* **Exercise brief**: Each record below must be returned exactly as shown.

* **Materials provided**:
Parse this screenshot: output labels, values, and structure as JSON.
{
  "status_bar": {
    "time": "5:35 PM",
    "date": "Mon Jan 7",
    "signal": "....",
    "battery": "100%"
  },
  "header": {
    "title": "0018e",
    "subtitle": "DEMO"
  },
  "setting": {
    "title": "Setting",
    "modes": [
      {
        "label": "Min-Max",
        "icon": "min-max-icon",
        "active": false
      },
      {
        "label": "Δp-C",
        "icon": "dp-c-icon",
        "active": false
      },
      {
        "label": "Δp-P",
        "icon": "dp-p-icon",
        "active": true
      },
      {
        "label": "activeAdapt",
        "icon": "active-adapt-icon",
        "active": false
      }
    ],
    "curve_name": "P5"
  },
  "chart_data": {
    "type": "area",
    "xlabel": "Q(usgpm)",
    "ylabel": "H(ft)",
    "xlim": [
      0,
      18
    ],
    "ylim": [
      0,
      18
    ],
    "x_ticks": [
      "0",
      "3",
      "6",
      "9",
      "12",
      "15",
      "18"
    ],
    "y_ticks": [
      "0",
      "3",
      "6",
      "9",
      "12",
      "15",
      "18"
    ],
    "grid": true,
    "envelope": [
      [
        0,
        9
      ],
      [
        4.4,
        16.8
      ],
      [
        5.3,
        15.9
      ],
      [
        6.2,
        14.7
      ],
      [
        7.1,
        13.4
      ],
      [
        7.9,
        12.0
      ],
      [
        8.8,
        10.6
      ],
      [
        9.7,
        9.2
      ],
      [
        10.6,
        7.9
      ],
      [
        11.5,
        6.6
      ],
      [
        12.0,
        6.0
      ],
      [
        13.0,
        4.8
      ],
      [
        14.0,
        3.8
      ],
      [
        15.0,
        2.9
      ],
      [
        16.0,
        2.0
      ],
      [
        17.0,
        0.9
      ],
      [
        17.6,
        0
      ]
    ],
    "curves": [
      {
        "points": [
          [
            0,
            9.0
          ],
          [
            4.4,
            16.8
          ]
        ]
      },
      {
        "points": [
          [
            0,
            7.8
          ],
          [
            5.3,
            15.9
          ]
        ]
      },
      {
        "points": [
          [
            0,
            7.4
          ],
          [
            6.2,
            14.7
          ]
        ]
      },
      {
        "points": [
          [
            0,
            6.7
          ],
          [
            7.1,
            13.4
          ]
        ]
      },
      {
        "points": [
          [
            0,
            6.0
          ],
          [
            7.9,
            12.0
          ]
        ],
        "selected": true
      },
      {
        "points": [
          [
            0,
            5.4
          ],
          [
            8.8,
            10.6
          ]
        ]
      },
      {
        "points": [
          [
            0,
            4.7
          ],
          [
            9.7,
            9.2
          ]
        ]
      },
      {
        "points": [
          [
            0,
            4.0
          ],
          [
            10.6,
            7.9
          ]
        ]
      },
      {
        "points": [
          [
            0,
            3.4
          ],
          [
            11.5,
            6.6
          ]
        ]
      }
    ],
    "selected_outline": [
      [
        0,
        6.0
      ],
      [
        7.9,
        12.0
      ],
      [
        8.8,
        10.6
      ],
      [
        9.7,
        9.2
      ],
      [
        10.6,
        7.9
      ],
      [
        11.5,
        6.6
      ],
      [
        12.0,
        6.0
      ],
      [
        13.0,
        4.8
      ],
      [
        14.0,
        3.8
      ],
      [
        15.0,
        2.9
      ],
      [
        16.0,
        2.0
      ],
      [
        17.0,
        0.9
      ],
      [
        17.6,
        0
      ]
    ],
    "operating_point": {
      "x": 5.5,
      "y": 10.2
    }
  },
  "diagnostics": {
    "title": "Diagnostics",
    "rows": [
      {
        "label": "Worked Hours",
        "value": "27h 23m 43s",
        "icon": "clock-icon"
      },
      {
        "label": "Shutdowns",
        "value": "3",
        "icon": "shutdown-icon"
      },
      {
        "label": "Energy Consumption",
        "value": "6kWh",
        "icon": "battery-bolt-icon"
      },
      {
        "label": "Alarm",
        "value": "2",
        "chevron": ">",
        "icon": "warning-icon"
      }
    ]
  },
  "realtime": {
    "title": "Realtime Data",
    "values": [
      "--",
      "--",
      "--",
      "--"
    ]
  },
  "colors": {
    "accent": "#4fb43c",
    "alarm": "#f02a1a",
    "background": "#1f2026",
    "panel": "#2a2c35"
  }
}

* **Solution to the exercise**:
Parse this screenshot: output labels, values, and structure as JSON.
{
  "status_bar": {
    "time": "5:35 PM",
    "date": "Mon Jan 7",
    "signal": "....",
    "battery": "100%"
  },
  "header": {
    "title": "0018e",
    "subtitle": "DEMO"
  },
  "setting": {
    "title": "Setting",
    "modes": [
      {
        "label": "Min-Max",
        "icon": "min-max-icon",
        "active": false
      },
      {
        "label": "Δp-C",
        "icon": "dp-c-icon",
        "active": false
      },
      {
        "label": "Δp-P",
        "icon": "dp-p-icon",
        "active": true
      },
      {
        "label": "activeAdapt",
        "icon": "active-adapt-icon",
        "active": false
      }
    ],
    "curve_name": "P5"
  },
  "chart_data": {
    "type": "area",
    "xlabel": "Q(usgpm)",
    "ylabel": "H(ft)",
    "xlim": [
      0,
      18
    ],
    "ylim": [
      0,
      18
    ],
    "x_ticks": [
      "0",
      "3",
      "6",
      "9",
      "12",
      "15",
      "18"
    ],
    "y_ticks": [
      "0",
      "3",
      "6",
      "9",
      "12",
      "15",
      "18"
    ],
    "grid": true,
    "envelope": [
      [
        0,
        9
      ],
      [
        4.4,
        16.8
      ],
      [
        5.3,
        15.9
      ],
      [
        6.2,
        14.7
      ],
      [
        7.1,
        13.4
      ],
      [
        7.9,
        12.0
      ],
      [
        8.8,
        10.6
      ],
      [
        9.7,
        9.2
      ],
      [
        10.6,
        7.9
      ],
      [
        11.5,
        6.6
      ],
      [
        12.0,
        6.0
      ],
      [
        13.0,
        4.8
      ],
      [
        14.0,
        3.8
      ],
      [
        15.0,
        2.9
      ],
      [
        16.0,
        2.0
      ],
      [
        17.0,
        0.9
      ],
      [
        17.6,
        0
      ]
    ],
    "curves": [
      {
        "points": [
          [
            0,
            9.0
          ],
          [
            4.4,
            16.8
          ]
        ]
      },
      {
        "points": [
          [
            0,
            7.8
          ],
          [
            5.3,
            15.9
          ]
        ]
      },
      {
        "points": [
          [
            0,
            7.4
          ],
          [
            6.2,
            14.7
          ]
        ]
      },
      {
        "points": [
          [
            0,
            6.7
          ],
          [
            7.1,
            13.4
          ]
        ]
      },
      {
        "points": [
          [
            0,
            6.0
          ],
          [
            7.9,
            12.0
          ]
        ],
        "selected": true
      },
      {
        "points": [
          [
            0,
            5.4
          ],
          [
            8.8,
            10.6
          ]
        ]
      },
      {
        "points": [
          [
            0,
            4.7
          ],
          [
            9.7,
            9.2
          ]
        ]
      },
      {
        "points": [
          [
            0,
            4.0
          ],
          [
            10.6,
            7.9
          ]
        ]
      },
      {
        "points": [
          [
            0,
            3.4
          ],
          [
            11.5,
            6.6
          ]
        ]
      }
    ],
    "selected_outline": [
      [
        0,
        6.0
      ],
      [
        7.9,
        12.0
      ],
      [
        8.8,
        10.6
      ],
      [
        9.7,
        9.2
      ],
      [
        10.6,
        7.9
      ],
      [
        11.5,
        6.6
      ],
      [
        12.0,
        6.0
      ],
      [
        13.0,
        4.8
      ],
      [
        14.0,
        3.8
      ],
      [
        15.0,
        2.9
      ],
      [
        16.0,
        2.0
      ],
      [
        17.0,
        0.9
      ],
      [
        17.6,
        0
      ]
    ],
    "operating_point": {
      "x": 5.5,
      "y": 10.2
    }
  },
  "diagnostics": {
    "title": "Diagnostics",
    "rows": [
      {
        "label": "Worked Hours",
        "value": "27h 23m 43s",
        "icon": "clock-icon"
      },
      {
        "label": "Shutdowns",
        "value": "3",
        "icon": "shutdown-icon"
      },
      {
        "label": "Energy Consumption",
        "value": "6kWh",
        "icon": "battery-bolt-icon"
      },
      {
        "label": "Alarm",
        "value": "2",
        "chevron": ">",
        "icon": "warning-icon"
      }
    ]
  },
  "realtime": {
    "title": "Realtime Data",
    "values": [
      "--",
      "--",
      "--",
      "--"
    ]
  },
  "colors": {
    "accent": "#4fb43c",
    "alarm": "#f02a1a",
    "background": "#1f2026",
    "panel": "#2a2c35"
  }
}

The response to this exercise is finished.